» **Your instructions**
Give the listing below again in full, exactly as written.

» **Rows**
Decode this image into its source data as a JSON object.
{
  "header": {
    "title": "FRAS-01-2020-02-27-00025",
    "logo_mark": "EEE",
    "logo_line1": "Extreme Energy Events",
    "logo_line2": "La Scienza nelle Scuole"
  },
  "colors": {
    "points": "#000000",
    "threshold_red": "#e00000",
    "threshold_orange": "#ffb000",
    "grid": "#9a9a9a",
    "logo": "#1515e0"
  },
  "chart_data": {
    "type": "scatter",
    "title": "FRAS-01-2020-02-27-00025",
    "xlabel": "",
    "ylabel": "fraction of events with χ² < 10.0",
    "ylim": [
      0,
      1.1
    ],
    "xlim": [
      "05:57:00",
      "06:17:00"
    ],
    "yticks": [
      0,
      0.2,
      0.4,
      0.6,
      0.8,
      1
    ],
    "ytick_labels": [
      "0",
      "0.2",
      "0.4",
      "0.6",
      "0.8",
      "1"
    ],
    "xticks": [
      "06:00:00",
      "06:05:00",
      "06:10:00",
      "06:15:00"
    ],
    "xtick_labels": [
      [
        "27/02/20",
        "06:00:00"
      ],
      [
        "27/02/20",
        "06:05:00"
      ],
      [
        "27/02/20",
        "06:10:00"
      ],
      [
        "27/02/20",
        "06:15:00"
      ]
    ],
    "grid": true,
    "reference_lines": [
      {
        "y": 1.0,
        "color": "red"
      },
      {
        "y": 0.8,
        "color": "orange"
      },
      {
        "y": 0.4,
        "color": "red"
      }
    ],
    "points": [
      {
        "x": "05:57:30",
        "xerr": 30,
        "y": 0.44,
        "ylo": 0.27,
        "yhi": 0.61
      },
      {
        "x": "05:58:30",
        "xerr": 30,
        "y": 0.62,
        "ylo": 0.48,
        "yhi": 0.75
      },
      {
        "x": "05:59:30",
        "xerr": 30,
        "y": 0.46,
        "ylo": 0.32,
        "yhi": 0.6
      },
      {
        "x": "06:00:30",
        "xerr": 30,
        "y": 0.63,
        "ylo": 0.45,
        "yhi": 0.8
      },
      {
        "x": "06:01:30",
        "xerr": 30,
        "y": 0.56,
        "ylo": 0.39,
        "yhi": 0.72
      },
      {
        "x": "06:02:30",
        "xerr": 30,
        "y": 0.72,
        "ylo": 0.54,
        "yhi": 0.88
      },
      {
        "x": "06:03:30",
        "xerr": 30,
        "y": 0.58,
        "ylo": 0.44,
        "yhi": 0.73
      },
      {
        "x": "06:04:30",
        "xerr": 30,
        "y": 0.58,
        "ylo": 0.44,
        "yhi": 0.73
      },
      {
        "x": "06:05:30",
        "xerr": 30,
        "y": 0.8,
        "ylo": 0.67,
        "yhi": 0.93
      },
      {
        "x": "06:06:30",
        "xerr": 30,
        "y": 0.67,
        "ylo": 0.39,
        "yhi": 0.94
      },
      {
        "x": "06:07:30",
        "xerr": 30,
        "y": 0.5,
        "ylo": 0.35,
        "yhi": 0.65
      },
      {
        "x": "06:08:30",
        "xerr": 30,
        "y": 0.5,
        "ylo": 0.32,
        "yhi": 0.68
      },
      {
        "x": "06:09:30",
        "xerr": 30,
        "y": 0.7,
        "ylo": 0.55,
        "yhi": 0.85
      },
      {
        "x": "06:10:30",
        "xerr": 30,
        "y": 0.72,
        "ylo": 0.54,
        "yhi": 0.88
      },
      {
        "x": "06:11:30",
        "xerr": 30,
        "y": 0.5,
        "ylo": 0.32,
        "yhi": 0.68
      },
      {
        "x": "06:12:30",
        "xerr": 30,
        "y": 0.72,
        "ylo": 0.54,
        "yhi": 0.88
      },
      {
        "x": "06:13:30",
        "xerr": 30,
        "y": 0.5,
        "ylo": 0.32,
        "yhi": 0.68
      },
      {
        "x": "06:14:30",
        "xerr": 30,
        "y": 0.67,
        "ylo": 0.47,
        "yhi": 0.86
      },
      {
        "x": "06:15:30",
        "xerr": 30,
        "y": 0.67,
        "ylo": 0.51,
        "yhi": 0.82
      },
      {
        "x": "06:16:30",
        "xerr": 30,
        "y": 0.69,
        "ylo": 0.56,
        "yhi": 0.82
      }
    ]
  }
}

» **Written solution**
Decode this image into its source data as a JSON object.
{
  "header": {
    "title": "FRAS-01-2020-02-27-00025",
    "logo_mark": "EEE",
    "logo_line1": "Extreme Energy Events",
    "logo_line2": "La Scienza nelle Scuole"
  },
  "colors": {
    "points": "#000000",
    "threshold_red": "#e00000",
    "threshold_orange": "#ffb000",
    "grid": "#9a9a9a",
    "logo": "#1515e0"
  },
  "chart_data": {
    "type": "scatter",
    "title": "FRAS-01-2020-02-27-00025",
    "xlabel": "",
    "ylabel": "fraction of events with χ² < 10.0",
    "ylim": [
      0,
      1.1
    ],
    "xlim": [
      "05:57:00",
      "06:17:00"
    ],
    "yticks": [
      0,
      0.2,
      0.4,
      0.6,
      0.8,
      1
    ],
    "ytick_labels": [
      "0",
      "0.2",
      "0.4",
      "0.6",
      "0.8",
      "1"
    ],
    "xticks": [
      "06:00:00",
      "06:05:00",
      "06:10:00",
      "06:15:00"
    ],
    "xtick_labels": [
      [
        "27/02/20",
        "06:00:00"
      ],
      [
        "27/02/20",
        "06:05:00"
      ],
      [
        "27/02/20",
        "06:10:00"
      ],
      [
        "27/02/20",
        "06:15:00"
      ]
    ],
    "grid": true,
    "reference_lines": [
      {
        "y": 1.0,
        "color": "red"
      },
      {
        "y": 0.8,
        "color": "orange"
      },
      {
        "y": 0.4,
        "color": "red"
      }
    ],
    "points": [
      {
        "x": "05:57:30",
        "xerr": 30,
        "y": 0.44,
        "ylo": 0.27,
        "yhi": 0.61
      },
      {
        "x": "05:58:30",
        "xerr": 30,
        "y": 0.62,
        "ylo": 0.48,
        "yhi": 0.75
      },
      {
        "x": "05:59:30",
        "xerr": 30,
        "y": 0.46,
        "ylo": 0.32,
        "yhi": 0.6
      },
      {
        "x": "06:00:30",
        "xerr": 30,
        "y": 0.63,
        "ylo": 0.45,
        "yhi": 0.8
      },
      {
        "x": "06:01:30",
        "xerr": 30,
        "y": 0.56,
        "ylo": 0.39,
        "yhi": 0.72
      },
      {
        "x": "06:02:30",
        "xerr": 30,
        "y": 0.72,
        "ylo": 0.54,
        "yhi": 0.88
      },
      {
        "x": "06:03:30",
        "xerr": 30,
        "y": 0.58,
        "ylo": 0.44,
        "yhi": 0.73
      },
      {
        "x": "06:04:30",
        "xerr": 30,
        "y": 0.58,
        "ylo": 0.44,
        "yhi": 0.73
      },
      {
        "x": "06:05:30",
        "xerr": 30,
        "y": 0.8,
        "ylo": 0.67,
        "yhi": 0.93
      },
      {
        "x": "06:06:30",
        "xerr": 30,
        "y": 0.67,
        "ylo": 0.39,
        "yhi": 0.94
      },
      {
        "x": "06:07:30",
        "xerr": 30,
        "y": 0.5,
        "ylo": 0.35,
        "yhi": 0.65
      },
      {
        "x": "06:08:30",
        "xerr": 30,
        "y": 0.5,
        "ylo": 0.32,
        "yhi": 0.68
      },
      {
        "x": "06:09:30",
        "xerr": 30,
        "y": 0.7,
        "ylo": 0.55,
        "yhi": 0.85
      },
      {
        "x": "06:10:30",
        "xerr": 30,
        "y": 0.72,
        "ylo": 0.54,
        "yhi": 0.88
      },
      {
        "x": "06:11:30",
        "xerr": 30,
        "y": 0.5,
        "ylo": 0.32,
        "yhi": 0.68
      },
      {
        "x": "06:12:30",
        "xerr": 30,
        "y": 0.72,
        "ylo": 0.54,
        "yhi": 0.88
      },
      {
        "x": "06:13:30",
        "xerr": 30,
        "y": 0.5,
        "ylo": 0.32,
        "yhi": 0.68
      },
      {
        "x": "06:14:30",
        "xerr": 30,
        "y": 0.67,
        "ylo": 0.47,
        "yhi": 0.86
      },
      {
        "x": "06:15:30",
        "xerr": 30,
        "y": 0.67,
        "ylo": 0.51,
        "yhi": 0.82
      },
      {
        "x": "06:16:30",
        "xerr": 30,
        "y": 0.69,
        "ylo": 0.56,
        "yhi": 0.82
      }
    ]
  }
}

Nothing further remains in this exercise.